Select the lines that contain "this" and copy each of them.
** start **
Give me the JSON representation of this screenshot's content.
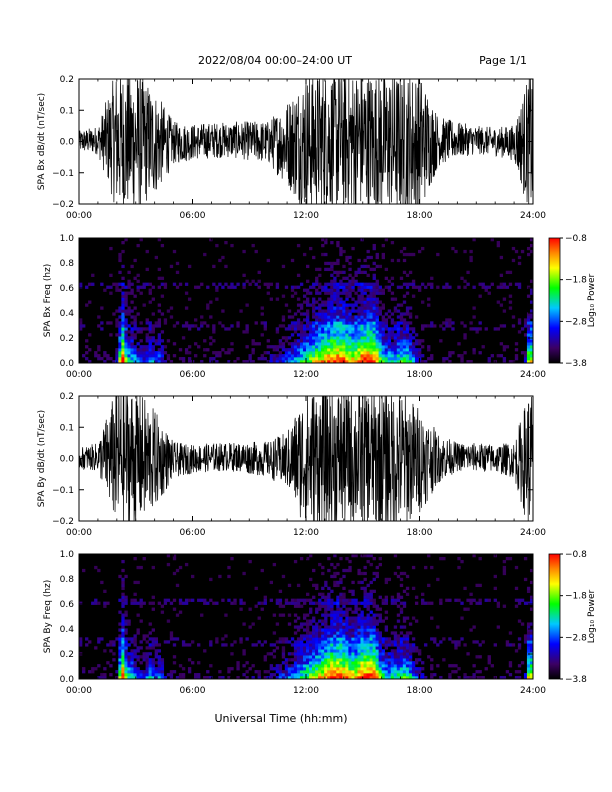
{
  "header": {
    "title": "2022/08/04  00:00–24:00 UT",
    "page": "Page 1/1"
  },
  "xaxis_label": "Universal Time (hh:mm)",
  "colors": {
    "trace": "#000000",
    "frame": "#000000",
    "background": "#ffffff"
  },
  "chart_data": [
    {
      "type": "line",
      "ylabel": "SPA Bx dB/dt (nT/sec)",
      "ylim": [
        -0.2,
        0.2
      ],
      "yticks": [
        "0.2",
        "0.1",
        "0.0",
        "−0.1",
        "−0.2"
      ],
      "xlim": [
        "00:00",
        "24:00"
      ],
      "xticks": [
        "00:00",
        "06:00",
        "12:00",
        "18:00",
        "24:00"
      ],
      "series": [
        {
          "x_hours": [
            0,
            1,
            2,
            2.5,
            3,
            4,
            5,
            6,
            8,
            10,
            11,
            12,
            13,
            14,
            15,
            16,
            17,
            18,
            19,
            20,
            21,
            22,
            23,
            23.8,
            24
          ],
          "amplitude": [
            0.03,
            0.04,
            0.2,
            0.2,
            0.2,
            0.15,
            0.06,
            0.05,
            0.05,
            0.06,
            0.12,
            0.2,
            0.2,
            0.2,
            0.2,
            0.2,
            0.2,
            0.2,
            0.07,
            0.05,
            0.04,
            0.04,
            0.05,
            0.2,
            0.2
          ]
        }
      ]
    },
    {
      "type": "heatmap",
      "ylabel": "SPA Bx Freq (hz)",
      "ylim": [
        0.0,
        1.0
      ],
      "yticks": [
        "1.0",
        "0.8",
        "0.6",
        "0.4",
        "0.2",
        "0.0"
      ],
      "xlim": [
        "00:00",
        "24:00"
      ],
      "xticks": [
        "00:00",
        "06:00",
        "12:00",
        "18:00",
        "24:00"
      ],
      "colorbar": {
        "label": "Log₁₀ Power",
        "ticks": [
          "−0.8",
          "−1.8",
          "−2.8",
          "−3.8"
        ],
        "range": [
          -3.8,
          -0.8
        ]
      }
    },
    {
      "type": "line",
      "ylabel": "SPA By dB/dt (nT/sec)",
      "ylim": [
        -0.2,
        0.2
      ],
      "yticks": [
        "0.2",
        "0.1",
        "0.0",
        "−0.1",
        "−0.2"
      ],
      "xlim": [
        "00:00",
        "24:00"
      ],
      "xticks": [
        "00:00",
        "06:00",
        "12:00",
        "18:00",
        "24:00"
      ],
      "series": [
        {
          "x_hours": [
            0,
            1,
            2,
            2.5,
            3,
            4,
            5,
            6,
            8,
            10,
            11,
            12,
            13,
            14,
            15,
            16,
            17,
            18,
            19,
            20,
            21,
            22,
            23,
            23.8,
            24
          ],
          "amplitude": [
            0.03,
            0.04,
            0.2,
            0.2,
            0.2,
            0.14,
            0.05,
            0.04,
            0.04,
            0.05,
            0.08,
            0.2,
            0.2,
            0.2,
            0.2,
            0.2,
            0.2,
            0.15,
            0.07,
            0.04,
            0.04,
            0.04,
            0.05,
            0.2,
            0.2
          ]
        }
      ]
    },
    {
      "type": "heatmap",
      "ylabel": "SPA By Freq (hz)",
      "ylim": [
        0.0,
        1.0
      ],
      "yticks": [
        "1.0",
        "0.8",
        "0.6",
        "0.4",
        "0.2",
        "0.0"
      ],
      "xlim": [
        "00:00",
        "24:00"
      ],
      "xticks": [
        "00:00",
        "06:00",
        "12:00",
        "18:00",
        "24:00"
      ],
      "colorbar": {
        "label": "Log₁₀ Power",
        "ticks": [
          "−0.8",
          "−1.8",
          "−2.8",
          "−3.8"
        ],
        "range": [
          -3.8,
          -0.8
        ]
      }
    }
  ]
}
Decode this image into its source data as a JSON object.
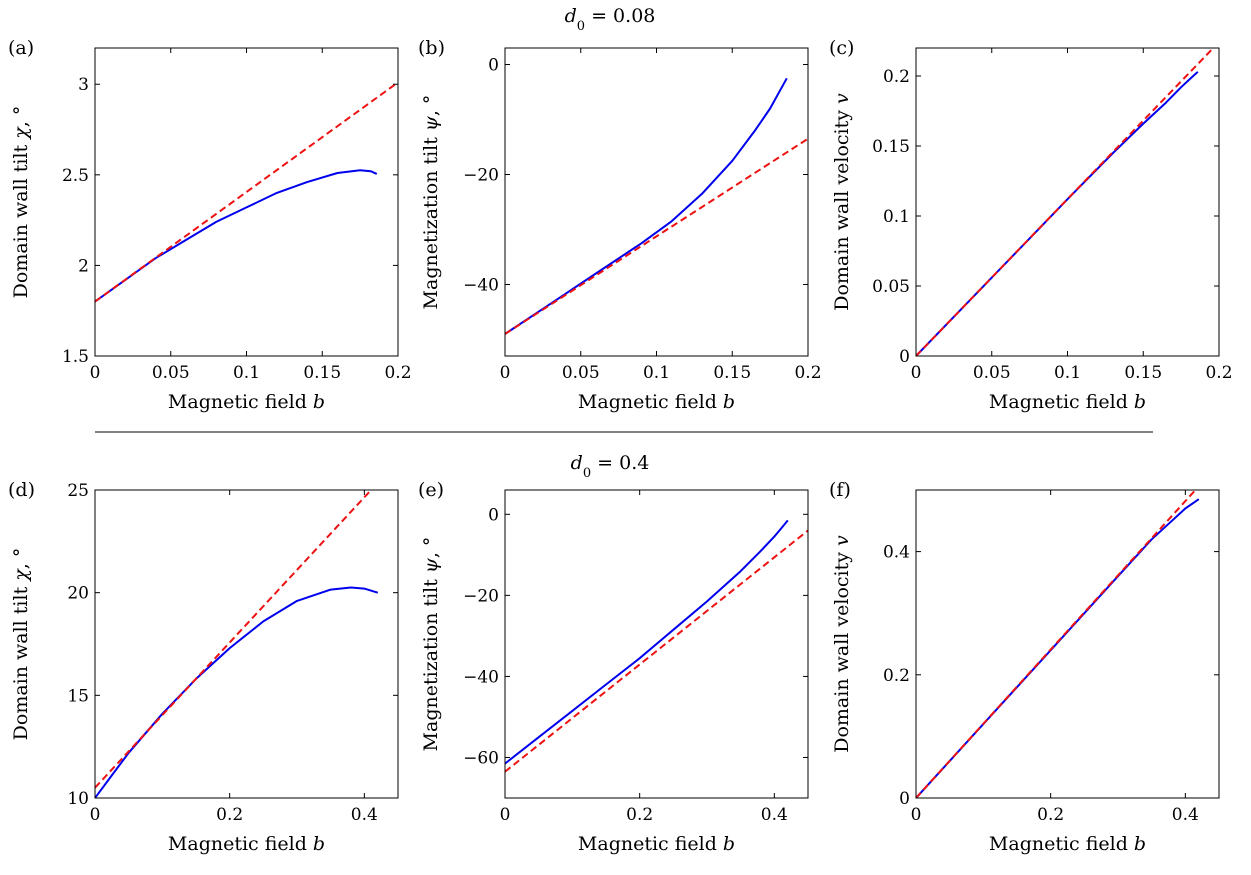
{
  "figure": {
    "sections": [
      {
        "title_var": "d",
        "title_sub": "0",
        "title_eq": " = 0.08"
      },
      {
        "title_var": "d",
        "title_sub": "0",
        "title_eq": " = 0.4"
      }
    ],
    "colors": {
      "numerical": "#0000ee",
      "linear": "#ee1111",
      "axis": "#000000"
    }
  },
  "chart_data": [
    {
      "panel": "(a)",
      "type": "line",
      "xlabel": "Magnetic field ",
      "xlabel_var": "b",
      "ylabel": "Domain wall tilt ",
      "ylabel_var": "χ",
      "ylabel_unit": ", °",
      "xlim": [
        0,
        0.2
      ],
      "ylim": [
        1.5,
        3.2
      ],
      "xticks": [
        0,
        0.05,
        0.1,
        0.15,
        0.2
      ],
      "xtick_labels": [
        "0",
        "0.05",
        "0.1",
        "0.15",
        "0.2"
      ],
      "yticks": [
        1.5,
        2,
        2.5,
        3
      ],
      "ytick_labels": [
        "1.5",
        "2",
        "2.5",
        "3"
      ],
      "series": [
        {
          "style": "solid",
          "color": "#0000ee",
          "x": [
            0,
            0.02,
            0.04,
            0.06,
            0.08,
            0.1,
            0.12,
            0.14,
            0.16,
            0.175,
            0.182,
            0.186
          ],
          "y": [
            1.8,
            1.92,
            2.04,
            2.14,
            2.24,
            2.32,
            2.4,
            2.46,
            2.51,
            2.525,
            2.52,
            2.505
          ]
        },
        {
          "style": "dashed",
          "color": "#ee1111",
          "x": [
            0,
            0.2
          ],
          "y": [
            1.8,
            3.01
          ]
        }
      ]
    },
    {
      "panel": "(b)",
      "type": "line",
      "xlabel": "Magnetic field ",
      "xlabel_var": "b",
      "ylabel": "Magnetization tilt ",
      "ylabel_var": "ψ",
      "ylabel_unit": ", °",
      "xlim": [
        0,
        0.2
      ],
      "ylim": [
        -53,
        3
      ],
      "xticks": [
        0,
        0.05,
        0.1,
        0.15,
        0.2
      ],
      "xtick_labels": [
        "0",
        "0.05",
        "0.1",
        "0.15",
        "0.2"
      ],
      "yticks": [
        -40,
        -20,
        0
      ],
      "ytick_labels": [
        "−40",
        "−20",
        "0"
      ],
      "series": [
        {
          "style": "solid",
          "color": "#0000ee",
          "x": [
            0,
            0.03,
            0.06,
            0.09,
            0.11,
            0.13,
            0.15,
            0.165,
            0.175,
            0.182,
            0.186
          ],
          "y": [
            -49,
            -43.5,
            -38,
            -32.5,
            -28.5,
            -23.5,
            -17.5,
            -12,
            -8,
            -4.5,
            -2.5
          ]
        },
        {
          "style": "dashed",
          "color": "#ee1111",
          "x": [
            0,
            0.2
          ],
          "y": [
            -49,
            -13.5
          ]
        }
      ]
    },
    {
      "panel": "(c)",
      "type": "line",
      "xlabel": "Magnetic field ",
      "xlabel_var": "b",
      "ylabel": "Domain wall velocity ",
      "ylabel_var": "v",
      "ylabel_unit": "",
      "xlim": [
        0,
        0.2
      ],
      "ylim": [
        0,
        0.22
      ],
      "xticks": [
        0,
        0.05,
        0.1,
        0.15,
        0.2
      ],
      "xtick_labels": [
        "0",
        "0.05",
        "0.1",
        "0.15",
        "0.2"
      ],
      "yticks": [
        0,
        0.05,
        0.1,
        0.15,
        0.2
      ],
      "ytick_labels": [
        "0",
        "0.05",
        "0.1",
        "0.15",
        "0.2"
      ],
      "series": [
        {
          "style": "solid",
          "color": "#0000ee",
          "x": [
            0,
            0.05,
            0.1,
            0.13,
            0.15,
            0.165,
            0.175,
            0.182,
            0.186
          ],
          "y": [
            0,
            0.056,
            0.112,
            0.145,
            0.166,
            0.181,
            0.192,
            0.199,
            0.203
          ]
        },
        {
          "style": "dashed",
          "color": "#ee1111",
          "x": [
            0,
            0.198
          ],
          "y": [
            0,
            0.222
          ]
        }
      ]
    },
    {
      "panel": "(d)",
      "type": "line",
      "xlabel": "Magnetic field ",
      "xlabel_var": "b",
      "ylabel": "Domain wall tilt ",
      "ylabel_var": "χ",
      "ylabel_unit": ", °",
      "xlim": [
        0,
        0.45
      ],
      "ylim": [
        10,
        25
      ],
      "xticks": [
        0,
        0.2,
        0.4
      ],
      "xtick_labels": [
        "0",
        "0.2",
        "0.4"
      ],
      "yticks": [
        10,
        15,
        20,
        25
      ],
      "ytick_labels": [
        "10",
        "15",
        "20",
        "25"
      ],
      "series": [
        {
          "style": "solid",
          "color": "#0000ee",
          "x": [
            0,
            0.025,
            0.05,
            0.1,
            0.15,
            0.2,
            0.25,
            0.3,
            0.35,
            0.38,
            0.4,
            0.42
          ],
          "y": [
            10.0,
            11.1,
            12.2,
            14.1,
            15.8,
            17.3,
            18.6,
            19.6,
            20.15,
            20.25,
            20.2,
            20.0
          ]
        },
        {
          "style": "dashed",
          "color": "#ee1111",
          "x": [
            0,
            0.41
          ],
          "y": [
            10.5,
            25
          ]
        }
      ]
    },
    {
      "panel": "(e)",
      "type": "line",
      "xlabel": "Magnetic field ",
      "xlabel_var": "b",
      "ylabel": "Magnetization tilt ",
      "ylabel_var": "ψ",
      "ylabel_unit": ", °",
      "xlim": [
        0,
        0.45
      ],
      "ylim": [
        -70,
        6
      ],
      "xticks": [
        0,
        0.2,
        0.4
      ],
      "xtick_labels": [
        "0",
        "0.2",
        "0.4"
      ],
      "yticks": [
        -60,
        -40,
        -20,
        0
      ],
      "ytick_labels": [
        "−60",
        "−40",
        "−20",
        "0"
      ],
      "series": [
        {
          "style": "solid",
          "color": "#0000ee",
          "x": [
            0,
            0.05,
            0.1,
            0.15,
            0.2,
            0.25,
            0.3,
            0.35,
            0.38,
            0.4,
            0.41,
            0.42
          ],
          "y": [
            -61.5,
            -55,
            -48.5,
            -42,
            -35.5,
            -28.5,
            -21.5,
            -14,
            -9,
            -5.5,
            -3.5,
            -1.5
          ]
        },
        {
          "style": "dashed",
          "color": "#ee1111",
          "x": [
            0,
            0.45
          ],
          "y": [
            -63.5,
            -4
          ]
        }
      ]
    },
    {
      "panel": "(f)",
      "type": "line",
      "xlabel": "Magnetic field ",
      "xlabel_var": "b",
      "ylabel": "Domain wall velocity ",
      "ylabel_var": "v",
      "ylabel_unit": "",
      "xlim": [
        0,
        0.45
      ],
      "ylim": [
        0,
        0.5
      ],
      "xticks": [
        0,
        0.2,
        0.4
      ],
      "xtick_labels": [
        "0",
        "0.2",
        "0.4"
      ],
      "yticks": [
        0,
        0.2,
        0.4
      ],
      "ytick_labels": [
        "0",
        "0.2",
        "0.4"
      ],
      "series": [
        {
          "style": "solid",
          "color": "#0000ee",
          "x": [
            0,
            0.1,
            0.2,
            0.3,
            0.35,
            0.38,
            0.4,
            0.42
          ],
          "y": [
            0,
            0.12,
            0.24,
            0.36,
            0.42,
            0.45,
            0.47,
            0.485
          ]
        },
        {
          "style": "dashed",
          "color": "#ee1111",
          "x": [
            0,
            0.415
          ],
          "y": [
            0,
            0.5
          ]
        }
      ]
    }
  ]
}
** end **
* **TASK ANSWER**
Give me the JSON representation of this screenshot's content.
Decode this image into its source data as a JSON object.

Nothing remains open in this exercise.